§ **What the exercise asks**
Write the data below out exactly as it stands. Do not include the pictures.

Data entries
• • • • •

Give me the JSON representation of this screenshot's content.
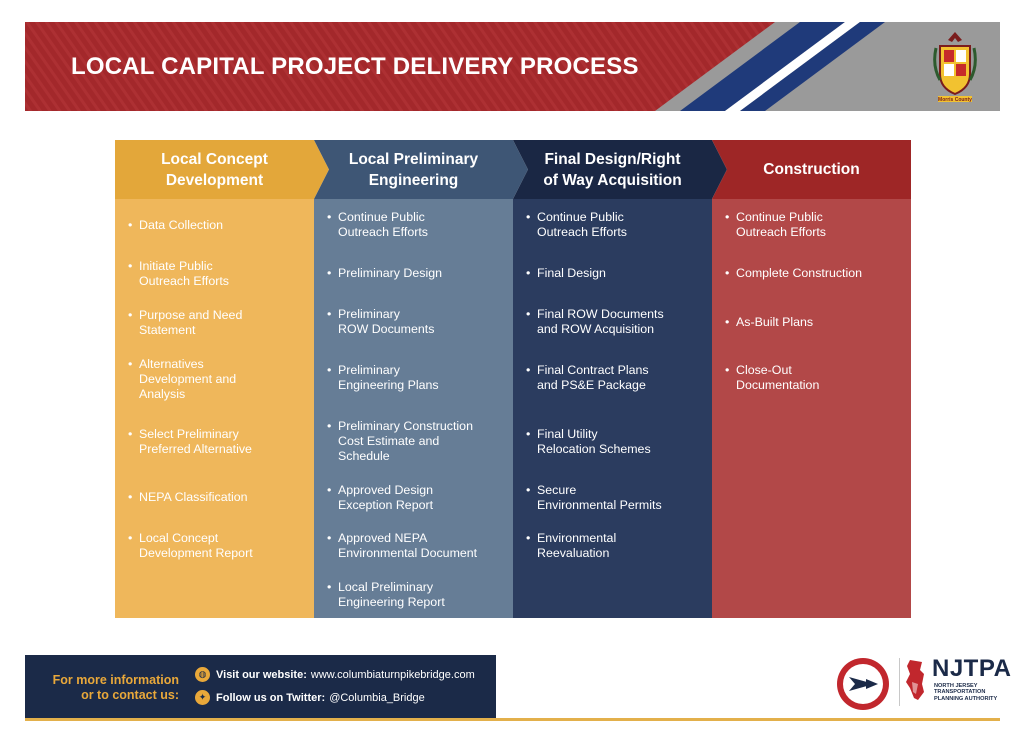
{
  "header": {
    "title": "LOCAL CAPITAL PROJECT DELIVERY PROCESS",
    "logo_text": "Morris County",
    "colors": {
      "red": "#a3282b",
      "navy": "#1f3a7a",
      "gray": "#9a9a9a"
    }
  },
  "columns": [
    {
      "title": "Local Concept\nDevelopment",
      "colors": {
        "head": "#e3a73a",
        "body": "#efb75b"
      },
      "items": [
        "Data Collection",
        "Initiate Public\nOutreach Efforts",
        "Purpose and Need\nStatement",
        "Alternatives\nDevelopment and\nAnalysis",
        "Select Preliminary\nPreferred Alternative",
        "NEPA Classification",
        "Local Concept\nDevelopment Report"
      ]
    },
    {
      "title": "Local Preliminary\nEngineering",
      "colors": {
        "head": "#3e5675",
        "body": "#667d96"
      },
      "items": [
        "Continue Public\nOutreach Efforts",
        "Preliminary Design",
        "Preliminary\nROW Documents",
        "Preliminary\nEngineering Plans",
        "Preliminary Construction\nCost Estimate and\nSchedule",
        "Approved Design\nException Report",
        "Approved NEPA\nEnvironmental Document",
        "Local Preliminary\nEngineering Report"
      ]
    },
    {
      "title": "Final Design/Right\nof Way Acquisition",
      "colors": {
        "head": "#1a2744",
        "body": "#2b3c5f"
      },
      "items": [
        "Continue Public\nOutreach Efforts",
        "Final Design",
        "Final ROW Documents\nand ROW Acquisition",
        "Final Contract Plans\nand PS&E Package",
        "Final Utility\nRelocation Schemes",
        "Secure\nEnvironmental Permits",
        "Environmental\nReevaluation"
      ]
    },
    {
      "title": "Construction",
      "colors": {
        "head": "#9e2626",
        "body": "#b24848"
      },
      "items": [
        "Continue Public\nOutreach Efforts",
        "Complete Construction",
        "As-Built Plans",
        "Close-Out\nDocumentation"
      ]
    }
  ],
  "footer": {
    "contact_label": "For more information\nor to contact us:",
    "website_label": "Visit our website:",
    "website_value": "www.columbiaturnpikebridge.com",
    "twitter_label": "Follow us on Twitter:",
    "twitter_value": "@Columbia_Bridge",
    "website_icon": "globe-icon",
    "twitter_icon": "twitter-bird-icon"
  },
  "njtpa": {
    "name": "NJTPA",
    "subtitle": "NORTH JERSEY\nTRANSPORTATION\nPLANNING AUTHORITY"
  }
}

• • • • •

§ **Reply to the task**
Give me the JSON representation of this screenshot's content.
{
  "header": {
    "title": "LOCAL CAPITAL PROJECT DELIVERY PROCESS",
    "logo_text": "Morris County",
    "colors": {
      "red": "#a3282b",
      "navy": "#1f3a7a",
      "gray": "#9a9a9a"
    }
  },
  "columns": [
    {
      "title": "Local Concept\nDevelopment",
      "colors": {
        "head": "#e3a73a",
        "body": "#efb75b"
      },
      "items": [
        "Data Collection",
        "Initiate Public\nOutreach Efforts",
        "Purpose and Need\nStatement",
        "Alternatives\nDevelopment and\nAnalysis",
        "Select Preliminary\nPreferred Alternative",
        "NEPA Classification",
        "Local Concept\nDevelopment Report"
      ]
    },
    {
      "title": "Local Preliminary\nEngineering",
      "colors": {
        "head": "#3e5675",
        "body": "#667d96"
      },
      "items": [
        "Continue Public\nOutreach Efforts",
        "Preliminary Design",
        "Preliminary\nROW Documents",
        "Preliminary\nEngineering Plans",
        "Preliminary Construction\nCost Estimate and\nSchedule",
        "Approved Design\nException Report",
        "Approved NEPA\nEnvironmental Document",
        "Local Preliminary\nEngineering Report"
      ]
    },
    {
      "title": "Final Design/Right\nof Way Acquisition",
      "colors": {
        "head": "#1a2744",
        "body": "#2b3c5f"
      },
      "items": [
        "Continue Public\nOutreach Efforts",
        "Final Design",
        "Final ROW Documents\nand ROW Acquisition",
        "Final Contract Plans\nand PS&E Package",
        "Final Utility\nRelocation Schemes",
        "Secure\nEnvironmental Permits",
        "Environmental\nReevaluation"
      ]
    },
    {
      "title": "Construction",
      "colors": {
        "head": "#9e2626",
        "body": "#b24848"
      },
      "items": [
        "Continue Public\nOutreach Efforts",
        "Complete Construction",
        "As-Built Plans",
        "Close-Out\nDocumentation"
      ]
    }
  ],
  "footer": {
    "contact_label": "For more information\nor to contact us:",
    "website_label": "Visit our website:",
    "website_value": "www.columbiaturnpikebridge.com",
    "twitter_label": "Follow us on Twitter:",
    "twitter_value": "@Columbia_Bridge",
    "website_icon": "globe-icon",
    "twitter_icon": "twitter-bird-icon"
  },
  "njtpa": {
    "name": "NJTPA",
    "subtitle": "NORTH JERSEY\nTRANSPORTATION\nPLANNING AUTHORITY"
  }
}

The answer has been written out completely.